→ What needs to be done: Look for the string "into" in every line, and copy each line that has it.

→ Dataset records:
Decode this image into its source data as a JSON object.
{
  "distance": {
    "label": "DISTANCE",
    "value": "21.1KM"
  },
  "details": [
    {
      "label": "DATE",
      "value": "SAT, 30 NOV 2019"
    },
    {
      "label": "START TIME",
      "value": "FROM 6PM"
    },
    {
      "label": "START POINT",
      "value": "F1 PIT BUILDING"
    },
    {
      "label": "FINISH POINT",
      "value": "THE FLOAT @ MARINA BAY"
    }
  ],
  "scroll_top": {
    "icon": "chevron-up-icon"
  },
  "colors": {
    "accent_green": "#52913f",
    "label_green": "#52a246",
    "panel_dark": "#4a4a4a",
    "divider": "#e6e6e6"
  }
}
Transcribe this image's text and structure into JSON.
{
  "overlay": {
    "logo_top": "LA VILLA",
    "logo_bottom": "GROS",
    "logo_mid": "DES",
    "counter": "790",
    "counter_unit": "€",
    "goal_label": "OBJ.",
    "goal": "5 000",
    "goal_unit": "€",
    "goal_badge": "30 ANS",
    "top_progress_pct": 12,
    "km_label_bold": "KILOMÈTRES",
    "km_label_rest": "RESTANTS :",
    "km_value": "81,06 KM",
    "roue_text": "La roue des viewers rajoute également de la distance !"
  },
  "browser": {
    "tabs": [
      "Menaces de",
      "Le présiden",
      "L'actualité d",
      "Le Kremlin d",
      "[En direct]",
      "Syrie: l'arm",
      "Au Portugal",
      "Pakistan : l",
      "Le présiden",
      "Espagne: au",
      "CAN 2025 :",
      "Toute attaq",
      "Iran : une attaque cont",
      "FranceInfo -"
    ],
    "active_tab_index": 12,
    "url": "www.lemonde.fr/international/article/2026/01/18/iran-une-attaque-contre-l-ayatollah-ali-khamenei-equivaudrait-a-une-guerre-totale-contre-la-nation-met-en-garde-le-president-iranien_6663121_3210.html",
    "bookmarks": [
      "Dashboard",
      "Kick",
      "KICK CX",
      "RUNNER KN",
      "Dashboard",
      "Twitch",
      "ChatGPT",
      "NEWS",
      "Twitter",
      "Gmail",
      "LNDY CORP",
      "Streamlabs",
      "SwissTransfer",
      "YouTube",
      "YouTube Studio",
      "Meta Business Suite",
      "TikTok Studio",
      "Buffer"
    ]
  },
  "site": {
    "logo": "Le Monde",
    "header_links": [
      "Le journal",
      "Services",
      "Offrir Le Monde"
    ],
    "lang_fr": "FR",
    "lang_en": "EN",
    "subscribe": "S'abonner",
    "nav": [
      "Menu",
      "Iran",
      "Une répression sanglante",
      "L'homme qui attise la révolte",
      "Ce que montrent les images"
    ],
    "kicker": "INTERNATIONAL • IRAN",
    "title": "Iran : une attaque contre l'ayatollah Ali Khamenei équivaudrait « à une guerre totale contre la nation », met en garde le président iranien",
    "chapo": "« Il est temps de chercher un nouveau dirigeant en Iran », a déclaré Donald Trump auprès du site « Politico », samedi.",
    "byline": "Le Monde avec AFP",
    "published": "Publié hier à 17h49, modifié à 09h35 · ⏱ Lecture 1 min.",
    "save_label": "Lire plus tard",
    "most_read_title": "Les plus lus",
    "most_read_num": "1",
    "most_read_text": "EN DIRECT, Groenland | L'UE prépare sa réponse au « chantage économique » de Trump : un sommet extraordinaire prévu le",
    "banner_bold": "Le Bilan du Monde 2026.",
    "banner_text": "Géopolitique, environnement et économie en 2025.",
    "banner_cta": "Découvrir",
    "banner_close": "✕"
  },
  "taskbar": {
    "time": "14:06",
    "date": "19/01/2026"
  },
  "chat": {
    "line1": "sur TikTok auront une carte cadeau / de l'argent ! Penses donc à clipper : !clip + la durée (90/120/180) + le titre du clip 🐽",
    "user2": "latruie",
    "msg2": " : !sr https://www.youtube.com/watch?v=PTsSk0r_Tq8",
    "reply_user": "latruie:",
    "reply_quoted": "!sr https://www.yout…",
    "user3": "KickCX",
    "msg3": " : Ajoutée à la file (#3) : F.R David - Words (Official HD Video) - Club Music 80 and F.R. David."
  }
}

→ Answer below:
Decode this image into its source data as a JSON object.
Transcribe this image's text and structure into JSON.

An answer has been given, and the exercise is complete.